REQUIREMENTS
Across the material below, how many lines contain the word "document"? Give only the number.

Records contained in a dataset
[start]
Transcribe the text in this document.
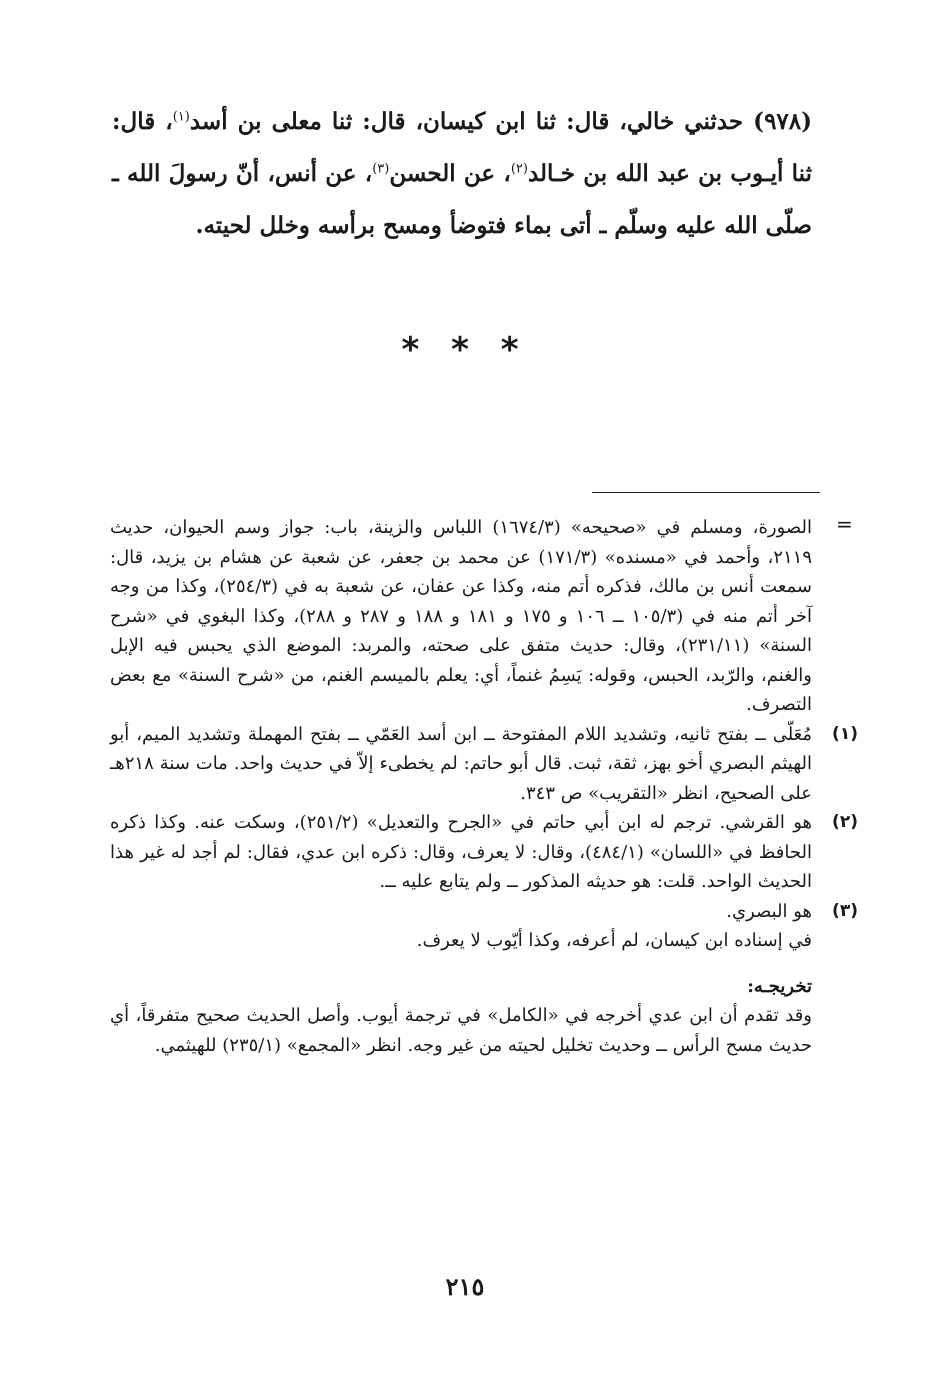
(٩٧٨) حدثني خالي، قال: ثنا ابن كيسان، قال: ثنا معلى بن أسد$^{(١)}$، قال: ثنا أيـوب بن عبد الله بن خـالد$^{(٢)}$، عن الحسن$^{(٣)}$، عن أنس، أنّ رسولَ الله ـ صلّى الله عليه وسلّم ـ أتى بماء فتوضأ ومسح برأسه وخلل لحيته.

* * *
=

الصورة، ومسلم في «صحيحه» (١٦٧٤/٣) اللباس والزينة، باب: جواز وسم الحيوان، حديث ٢١١٩، وأحمد في «مسنده» (١٧١/٣) عن محمد بن جعفر، عن شعبة عن هشام بن يزيد، قال: سمعت أنس بن مالك، فذكره أتم منه، وكذا عن عفان، عن شعبة به في (٢٥٤/٣)، وكذا من وجه آخر أتم منه في (١٠٥/٣ ــ ١٠٦ و ١٧٥ و ١٨١ و ١٨٨ و ٢٨٧ و ٢٨٨)، وكذا البغوي في «شرح السنة» (٢٣١/١١)، وقال: حديث متفق على صحته، والمربد: الموضع الذي يحبس فيه الإبل والغنم، والرّبد، الحبس، وقوله: يَسِمُ غنماً، أي: يعلم بالميسم الغنم، من «شرح السنة» مع بعض التصرف.

(١)

مُعَلّى ــ بفتح ثانيه، وتشديد اللام المفتوحة ــ ابن أسد العَمّي ــ بفتح المهملة وتشديد الميم، أبو الهيثم البصري أخو بهز، ثقة، ثبت. قال أبو حاتم: لم يخطىء إلاّ في حديث واحد. مات سنة ٢١٨هـ على الصحيح، انظر «التقريب» ص ٣٤٣.

(٢)

هو القرشي. ترجم له ابن أبي حاتم في «الجرح والتعديل» (٢٥١/٢)، وسكت عنه. وكذا ذكره الحافظ في «اللسان» (٤٨٤/١)، وقال: لا يعرف، وقال: ذكره ابن عدي، فقال: لم أجد له غير هذا الحديث الواحد. قلت: هو حديثه المذكور ــ ولم يتابع عليه ــ.

(٣)

هو البصري.

في إسناده ابن كيسان، لم أعرفه، وكذا أيّوب لا يعرف.

تخريجـه:

وقد تقدم أن ابن عدي أخرجه في «الكامل» في ترجمة أيوب. وأصل الحديث صحيح متفرقاً، أي حديث مسح الرأس ــ وحديث تخليل لحيته من غير وجه. انظر «المجمع» (٢٣٥/١) للهيثمي.

٢١٥
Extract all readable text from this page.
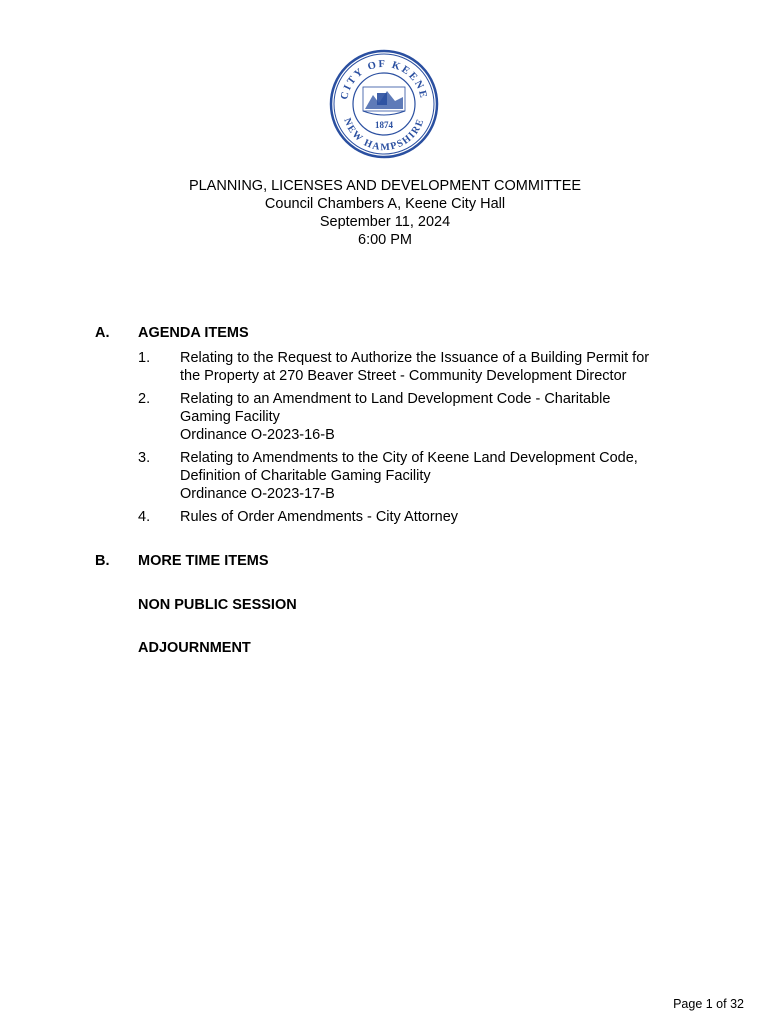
CITY OF KEENE
NEW HAMPSHIRE
1874
PLANNING, LICENSES AND DEVELOPMENT COMMITTEE
Council Chambers A, Keene City Hall
September 11, 2024
6:00 PM
A. AGENDA ITEMS
1. Relating to the Request to Authorize the Issuance of a Building Permit for
the Property at 270 Beaver Street - Community Development Director
2. Relating to an Amendment to Land Development Code - Charitable
Gaming Facility
Ordinance O-2023-16-B
3. Relating to Amendments to the City of Keene Land Development Code,
Definition of Charitable Gaming Facility
Ordinance O-2023-17-B
4. Rules of Order Amendments - City Attorney
B. MORE TIME ITEMS
NON PUBLIC SESSION
ADJOURNMENT
Page 1 of 32
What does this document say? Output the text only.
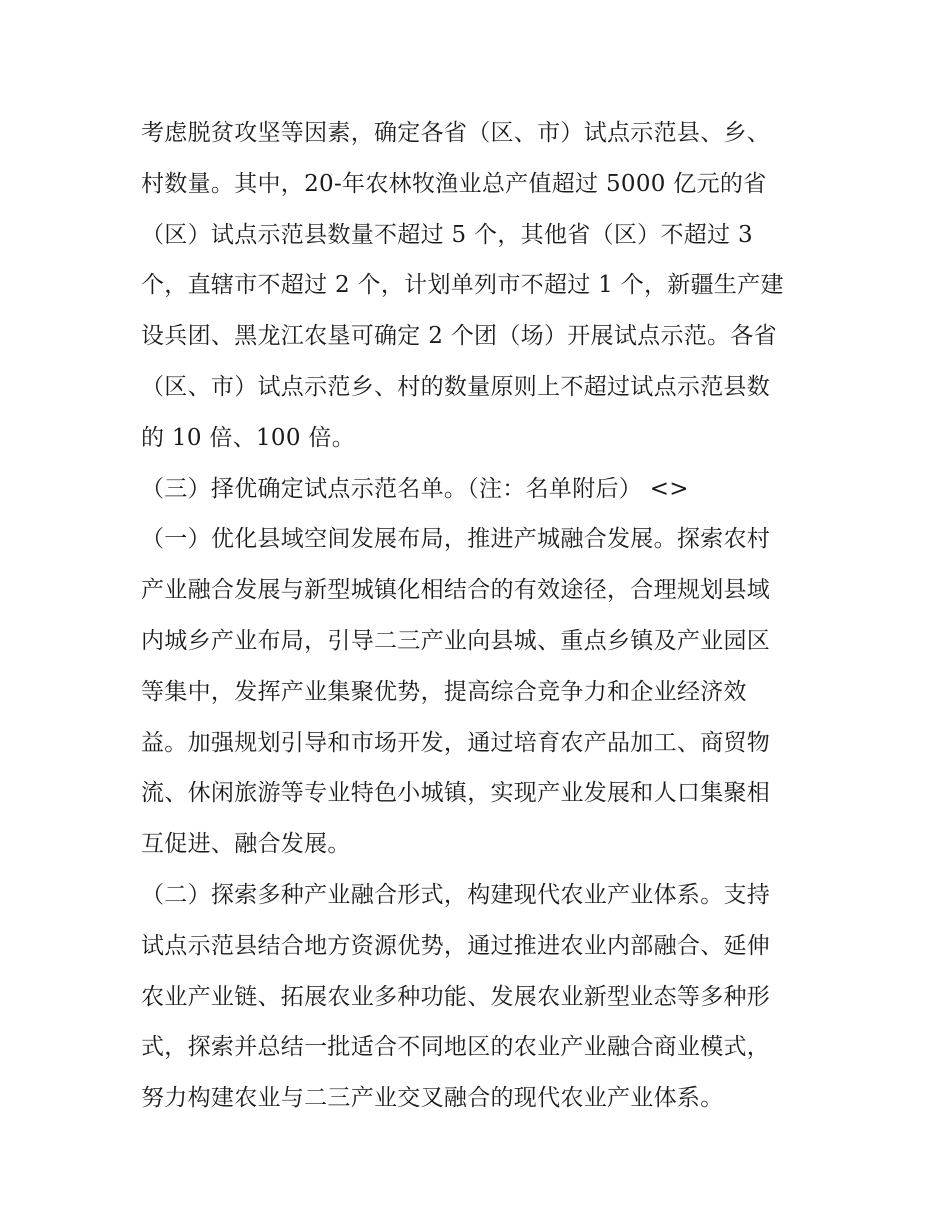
考虑脱贫攻坚等因素，确定各省（区、市）试点示范县、乡、
村数量。其中，20-年农林牧渔业总产值超过 5000 亿元的省
（区）试点示范县数量不超过 5 个，其他省（区）不超过 3
个，直辖市不超过 2 个，计划单列市不超过 1 个，新疆生产建
设兵团、黑龙江农垦可确定 2 个团（场）开展试点示范。各省
（区、市）试点示范乡、村的数量原则上不超过试点示范县数
的 10 倍、100 倍。
（三）择优确定试点示范名单。（注：名单附后） <>
（一）优化县域空间发展布局，推进产城融合发展。探索农村
产业融合发展与新型城镇化相结合的有效途径，合理规划县域
内城乡产业布局，引导二三产业向县城、重点乡镇及产业园区
等集中，发挥产业集聚优势，提高综合竞争力和企业经济效
益。加强规划引导和市场开发，通过培育农产品加工、商贸物
流、休闲旅游等专业特色小城镇，实现产业发展和人口集聚相
互促进、融合发展。
（二）探索多种产业融合形式，构建现代农业产业体系。支持
试点示范县结合地方资源优势，通过推进农业内部融合、延伸
农业产业链、拓展农业多种功能、发展农业新型业态等多种形
式，探索并总结一批适合不同地区的农业产业融合商业模式，
努力构建农业与二三产业交叉融合的现代农业产业体系。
[end]
ANSWER BELOW
2